* Start *
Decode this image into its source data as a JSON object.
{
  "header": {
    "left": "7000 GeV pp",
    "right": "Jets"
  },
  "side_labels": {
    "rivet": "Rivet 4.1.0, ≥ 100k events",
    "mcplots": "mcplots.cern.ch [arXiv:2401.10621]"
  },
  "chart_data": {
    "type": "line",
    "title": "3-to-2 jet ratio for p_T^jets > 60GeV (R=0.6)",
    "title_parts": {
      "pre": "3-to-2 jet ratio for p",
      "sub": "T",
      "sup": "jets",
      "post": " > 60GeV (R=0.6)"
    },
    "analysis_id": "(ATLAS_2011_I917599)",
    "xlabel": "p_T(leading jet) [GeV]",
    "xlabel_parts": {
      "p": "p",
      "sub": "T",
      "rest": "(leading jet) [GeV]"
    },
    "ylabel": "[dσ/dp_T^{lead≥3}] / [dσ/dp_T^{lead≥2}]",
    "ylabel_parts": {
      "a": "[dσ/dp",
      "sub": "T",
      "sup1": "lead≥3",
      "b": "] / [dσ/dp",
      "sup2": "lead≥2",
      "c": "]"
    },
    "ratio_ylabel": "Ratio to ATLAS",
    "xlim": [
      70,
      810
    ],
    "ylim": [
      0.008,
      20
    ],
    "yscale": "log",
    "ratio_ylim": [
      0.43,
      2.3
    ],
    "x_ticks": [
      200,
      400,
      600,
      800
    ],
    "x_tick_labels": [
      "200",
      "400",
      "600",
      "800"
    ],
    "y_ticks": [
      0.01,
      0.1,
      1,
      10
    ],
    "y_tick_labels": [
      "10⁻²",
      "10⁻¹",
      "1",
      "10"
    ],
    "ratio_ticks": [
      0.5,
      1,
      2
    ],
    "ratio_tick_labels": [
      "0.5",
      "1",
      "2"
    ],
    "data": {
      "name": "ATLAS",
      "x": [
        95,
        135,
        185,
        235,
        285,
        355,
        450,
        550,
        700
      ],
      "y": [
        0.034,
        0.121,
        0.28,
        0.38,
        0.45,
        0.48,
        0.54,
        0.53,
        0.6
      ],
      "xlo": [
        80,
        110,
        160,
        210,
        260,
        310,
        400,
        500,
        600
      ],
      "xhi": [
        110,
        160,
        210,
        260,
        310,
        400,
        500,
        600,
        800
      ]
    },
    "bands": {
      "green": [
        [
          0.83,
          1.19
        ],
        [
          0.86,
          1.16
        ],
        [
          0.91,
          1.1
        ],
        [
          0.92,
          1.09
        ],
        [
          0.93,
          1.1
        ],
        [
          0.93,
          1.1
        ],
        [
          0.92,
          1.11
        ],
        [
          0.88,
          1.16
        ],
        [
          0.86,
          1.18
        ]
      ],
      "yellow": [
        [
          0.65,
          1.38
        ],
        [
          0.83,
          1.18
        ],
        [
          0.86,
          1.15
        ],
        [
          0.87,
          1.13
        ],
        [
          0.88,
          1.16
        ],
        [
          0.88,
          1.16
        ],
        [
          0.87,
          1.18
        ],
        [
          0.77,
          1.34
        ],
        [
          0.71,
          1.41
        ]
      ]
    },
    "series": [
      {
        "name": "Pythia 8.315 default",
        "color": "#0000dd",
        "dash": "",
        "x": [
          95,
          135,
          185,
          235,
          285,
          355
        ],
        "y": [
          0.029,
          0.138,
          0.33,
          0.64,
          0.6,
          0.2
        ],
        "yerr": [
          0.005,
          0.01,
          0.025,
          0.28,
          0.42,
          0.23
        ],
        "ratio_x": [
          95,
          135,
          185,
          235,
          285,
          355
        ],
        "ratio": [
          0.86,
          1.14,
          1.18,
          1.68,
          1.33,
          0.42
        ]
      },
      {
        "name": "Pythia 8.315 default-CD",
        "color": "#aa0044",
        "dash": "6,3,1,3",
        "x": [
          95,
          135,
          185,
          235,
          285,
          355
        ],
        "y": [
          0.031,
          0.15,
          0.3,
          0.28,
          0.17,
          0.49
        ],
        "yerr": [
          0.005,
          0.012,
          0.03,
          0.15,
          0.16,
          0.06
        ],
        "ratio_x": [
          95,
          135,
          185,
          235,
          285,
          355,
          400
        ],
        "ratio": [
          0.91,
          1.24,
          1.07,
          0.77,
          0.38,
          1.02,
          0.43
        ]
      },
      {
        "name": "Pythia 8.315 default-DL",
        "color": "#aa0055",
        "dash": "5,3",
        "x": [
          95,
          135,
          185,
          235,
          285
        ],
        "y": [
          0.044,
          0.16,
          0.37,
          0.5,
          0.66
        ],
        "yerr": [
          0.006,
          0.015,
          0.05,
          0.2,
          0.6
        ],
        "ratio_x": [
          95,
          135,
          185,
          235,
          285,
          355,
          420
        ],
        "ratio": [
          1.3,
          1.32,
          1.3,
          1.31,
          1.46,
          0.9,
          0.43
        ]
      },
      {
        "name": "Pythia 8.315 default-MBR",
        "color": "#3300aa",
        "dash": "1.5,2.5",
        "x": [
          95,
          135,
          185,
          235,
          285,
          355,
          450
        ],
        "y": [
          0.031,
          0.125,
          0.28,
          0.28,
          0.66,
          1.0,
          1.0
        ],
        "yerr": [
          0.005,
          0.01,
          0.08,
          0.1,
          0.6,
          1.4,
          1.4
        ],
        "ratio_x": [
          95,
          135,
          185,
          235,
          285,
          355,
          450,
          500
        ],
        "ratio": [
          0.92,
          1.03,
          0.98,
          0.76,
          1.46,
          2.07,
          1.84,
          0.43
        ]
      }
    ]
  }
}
* End *
## EXERCISE INSTRUCTIONS
Check each line of the entries above, and show every one holding the word "color".

## TASK ANSWER
        "color": "#0000dd",
        "color": "#aa0044",
        "color": "#aa0055",
        "color": "#3300aa",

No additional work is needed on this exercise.